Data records
--

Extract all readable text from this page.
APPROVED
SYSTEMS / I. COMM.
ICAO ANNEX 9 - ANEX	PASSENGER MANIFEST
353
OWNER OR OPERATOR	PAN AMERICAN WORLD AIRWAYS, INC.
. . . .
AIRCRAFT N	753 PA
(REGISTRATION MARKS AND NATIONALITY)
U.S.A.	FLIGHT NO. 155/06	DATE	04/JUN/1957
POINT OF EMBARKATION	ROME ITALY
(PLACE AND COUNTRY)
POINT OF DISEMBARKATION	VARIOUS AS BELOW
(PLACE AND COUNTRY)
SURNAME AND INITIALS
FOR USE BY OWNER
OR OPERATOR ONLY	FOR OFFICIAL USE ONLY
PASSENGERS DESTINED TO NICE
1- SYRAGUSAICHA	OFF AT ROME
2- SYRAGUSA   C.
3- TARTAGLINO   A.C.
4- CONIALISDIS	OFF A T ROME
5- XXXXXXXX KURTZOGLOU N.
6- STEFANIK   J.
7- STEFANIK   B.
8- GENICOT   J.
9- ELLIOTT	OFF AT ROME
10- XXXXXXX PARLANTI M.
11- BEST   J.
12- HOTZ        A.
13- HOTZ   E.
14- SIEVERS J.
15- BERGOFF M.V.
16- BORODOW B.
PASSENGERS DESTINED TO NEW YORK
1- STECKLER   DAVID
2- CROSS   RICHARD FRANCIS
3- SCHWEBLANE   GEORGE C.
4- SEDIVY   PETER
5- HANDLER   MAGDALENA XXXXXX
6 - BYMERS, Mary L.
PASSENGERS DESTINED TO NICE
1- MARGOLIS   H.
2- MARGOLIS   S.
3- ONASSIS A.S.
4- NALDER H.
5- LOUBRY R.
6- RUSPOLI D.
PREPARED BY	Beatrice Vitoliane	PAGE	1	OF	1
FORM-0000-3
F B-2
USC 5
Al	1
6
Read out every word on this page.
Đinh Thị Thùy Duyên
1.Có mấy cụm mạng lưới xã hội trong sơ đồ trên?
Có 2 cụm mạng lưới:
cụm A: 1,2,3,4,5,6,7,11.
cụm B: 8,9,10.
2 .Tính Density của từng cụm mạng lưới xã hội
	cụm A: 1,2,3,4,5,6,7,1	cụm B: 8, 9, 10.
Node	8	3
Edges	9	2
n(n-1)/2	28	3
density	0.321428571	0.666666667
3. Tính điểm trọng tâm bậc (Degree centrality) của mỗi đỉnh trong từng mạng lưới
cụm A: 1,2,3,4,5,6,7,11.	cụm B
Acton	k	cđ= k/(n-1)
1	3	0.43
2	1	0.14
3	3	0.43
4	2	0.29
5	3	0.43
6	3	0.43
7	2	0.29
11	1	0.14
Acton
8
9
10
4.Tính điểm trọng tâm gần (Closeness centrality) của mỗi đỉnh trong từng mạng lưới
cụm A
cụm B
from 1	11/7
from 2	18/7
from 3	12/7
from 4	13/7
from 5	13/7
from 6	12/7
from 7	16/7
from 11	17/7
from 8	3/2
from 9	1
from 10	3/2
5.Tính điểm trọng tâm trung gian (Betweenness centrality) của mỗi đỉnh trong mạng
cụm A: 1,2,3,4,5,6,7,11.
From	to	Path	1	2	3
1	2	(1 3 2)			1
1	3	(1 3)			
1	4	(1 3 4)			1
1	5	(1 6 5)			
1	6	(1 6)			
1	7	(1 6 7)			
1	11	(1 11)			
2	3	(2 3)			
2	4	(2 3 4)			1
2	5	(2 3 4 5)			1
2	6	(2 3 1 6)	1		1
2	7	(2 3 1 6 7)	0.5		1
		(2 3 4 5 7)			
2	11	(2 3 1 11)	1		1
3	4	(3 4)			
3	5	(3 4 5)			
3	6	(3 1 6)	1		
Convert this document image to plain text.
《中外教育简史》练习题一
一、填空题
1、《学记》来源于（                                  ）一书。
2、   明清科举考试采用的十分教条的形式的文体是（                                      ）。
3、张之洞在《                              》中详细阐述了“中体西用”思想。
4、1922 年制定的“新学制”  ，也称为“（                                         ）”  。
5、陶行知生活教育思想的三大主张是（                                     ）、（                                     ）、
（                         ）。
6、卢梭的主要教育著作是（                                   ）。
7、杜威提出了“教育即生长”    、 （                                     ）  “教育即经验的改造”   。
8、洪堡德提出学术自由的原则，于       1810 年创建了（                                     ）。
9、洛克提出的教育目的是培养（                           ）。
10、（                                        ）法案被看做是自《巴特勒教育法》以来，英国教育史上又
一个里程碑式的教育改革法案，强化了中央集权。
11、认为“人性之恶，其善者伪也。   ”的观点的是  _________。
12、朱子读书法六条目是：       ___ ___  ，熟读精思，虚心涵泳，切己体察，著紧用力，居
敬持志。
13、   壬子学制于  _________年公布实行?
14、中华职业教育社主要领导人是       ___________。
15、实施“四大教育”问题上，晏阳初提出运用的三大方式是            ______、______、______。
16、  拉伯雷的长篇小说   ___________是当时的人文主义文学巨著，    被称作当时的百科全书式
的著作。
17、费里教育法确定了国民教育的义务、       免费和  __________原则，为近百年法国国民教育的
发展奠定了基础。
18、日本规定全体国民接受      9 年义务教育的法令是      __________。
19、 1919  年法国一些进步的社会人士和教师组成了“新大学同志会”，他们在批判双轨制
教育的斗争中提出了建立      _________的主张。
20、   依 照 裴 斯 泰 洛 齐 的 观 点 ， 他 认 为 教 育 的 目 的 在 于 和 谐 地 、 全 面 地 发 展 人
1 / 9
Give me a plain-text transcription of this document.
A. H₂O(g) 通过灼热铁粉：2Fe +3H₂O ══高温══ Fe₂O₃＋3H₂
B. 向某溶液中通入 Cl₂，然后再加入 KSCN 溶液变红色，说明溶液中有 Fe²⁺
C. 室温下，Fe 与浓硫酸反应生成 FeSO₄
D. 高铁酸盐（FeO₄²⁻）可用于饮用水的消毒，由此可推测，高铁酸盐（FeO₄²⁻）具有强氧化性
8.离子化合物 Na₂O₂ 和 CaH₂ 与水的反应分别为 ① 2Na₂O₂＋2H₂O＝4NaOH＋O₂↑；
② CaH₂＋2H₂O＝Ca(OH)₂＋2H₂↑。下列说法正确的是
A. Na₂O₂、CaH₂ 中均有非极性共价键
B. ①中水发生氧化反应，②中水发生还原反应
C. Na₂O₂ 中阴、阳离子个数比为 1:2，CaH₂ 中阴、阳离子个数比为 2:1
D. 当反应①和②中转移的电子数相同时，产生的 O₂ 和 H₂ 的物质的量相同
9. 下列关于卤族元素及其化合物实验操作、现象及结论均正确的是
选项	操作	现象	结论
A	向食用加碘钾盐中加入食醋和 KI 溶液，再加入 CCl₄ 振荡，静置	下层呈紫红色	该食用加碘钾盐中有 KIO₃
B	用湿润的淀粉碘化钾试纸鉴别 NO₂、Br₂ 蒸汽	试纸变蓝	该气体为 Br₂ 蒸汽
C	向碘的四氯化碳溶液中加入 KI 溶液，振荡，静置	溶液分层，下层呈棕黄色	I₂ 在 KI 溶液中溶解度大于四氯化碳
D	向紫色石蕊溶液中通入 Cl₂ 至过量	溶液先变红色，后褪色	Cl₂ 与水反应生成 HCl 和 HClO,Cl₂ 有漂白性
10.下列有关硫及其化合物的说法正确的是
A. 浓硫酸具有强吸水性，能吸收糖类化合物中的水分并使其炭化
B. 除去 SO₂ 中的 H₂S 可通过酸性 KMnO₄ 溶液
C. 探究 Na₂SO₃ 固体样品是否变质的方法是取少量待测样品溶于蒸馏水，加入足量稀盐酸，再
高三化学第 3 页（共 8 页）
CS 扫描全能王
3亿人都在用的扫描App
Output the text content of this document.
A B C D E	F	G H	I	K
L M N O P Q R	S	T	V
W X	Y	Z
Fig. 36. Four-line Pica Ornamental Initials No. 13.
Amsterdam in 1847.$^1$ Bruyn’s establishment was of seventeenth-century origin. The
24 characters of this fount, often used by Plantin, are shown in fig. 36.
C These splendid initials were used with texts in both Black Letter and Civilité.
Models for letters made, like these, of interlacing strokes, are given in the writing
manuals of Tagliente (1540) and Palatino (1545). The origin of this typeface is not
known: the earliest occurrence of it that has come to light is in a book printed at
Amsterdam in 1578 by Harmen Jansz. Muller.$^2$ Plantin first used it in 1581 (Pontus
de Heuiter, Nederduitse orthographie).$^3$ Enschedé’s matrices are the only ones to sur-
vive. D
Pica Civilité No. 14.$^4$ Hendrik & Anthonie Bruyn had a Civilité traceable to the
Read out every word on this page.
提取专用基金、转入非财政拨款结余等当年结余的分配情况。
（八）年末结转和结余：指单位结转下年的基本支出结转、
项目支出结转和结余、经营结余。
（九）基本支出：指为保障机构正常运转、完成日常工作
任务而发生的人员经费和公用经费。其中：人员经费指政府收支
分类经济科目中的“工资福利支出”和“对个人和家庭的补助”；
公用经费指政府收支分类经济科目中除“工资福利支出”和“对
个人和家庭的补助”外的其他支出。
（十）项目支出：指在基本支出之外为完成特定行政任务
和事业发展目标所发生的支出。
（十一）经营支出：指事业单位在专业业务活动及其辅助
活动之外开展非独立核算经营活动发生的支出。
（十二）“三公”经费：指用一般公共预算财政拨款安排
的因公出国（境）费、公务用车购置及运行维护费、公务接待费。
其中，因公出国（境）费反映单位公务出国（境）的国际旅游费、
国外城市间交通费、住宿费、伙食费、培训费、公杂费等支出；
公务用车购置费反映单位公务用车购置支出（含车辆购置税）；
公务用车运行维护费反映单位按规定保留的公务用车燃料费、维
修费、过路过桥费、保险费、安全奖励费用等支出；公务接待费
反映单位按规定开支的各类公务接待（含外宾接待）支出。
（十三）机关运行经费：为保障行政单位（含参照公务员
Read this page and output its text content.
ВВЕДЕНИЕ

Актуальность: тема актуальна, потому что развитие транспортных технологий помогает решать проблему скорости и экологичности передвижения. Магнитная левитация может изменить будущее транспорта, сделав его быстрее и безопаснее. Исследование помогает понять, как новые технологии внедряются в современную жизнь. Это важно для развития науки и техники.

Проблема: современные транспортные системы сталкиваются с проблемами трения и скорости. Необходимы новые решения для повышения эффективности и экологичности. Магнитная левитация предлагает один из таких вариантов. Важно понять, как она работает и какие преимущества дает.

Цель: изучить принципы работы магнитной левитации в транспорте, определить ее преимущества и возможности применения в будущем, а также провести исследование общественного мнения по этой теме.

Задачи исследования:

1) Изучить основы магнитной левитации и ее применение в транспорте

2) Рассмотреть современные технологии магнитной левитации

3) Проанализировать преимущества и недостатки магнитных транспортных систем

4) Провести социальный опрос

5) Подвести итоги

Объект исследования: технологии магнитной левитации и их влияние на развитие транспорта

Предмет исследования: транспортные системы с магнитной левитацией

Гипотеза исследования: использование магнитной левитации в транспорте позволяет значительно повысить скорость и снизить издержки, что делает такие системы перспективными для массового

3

--

TASK OBJECTIVE: Read the entries and show each line that mentions "левитация".

FINAL RESULT:
Актуальность: тема актуальна, потому что развитие транспортных технологий помогает решать проблему скорости и экологичности передвижения. Магнитная левитация может изменить будущее транспорта, сделав его быстрее и безопаснее. Исследование помогает понять, как новые технологии внедряются в современную жизнь. Это важно для развития науки и техники.
Проблема: современные транспортные системы сталкиваются с проблемами трения и скорости. Необходимы новые решения для повышения эффективности и экологичности. Магнитная левитация предлагает один из таких вариантов. Важно понять, как она работает и какие преимущества дает.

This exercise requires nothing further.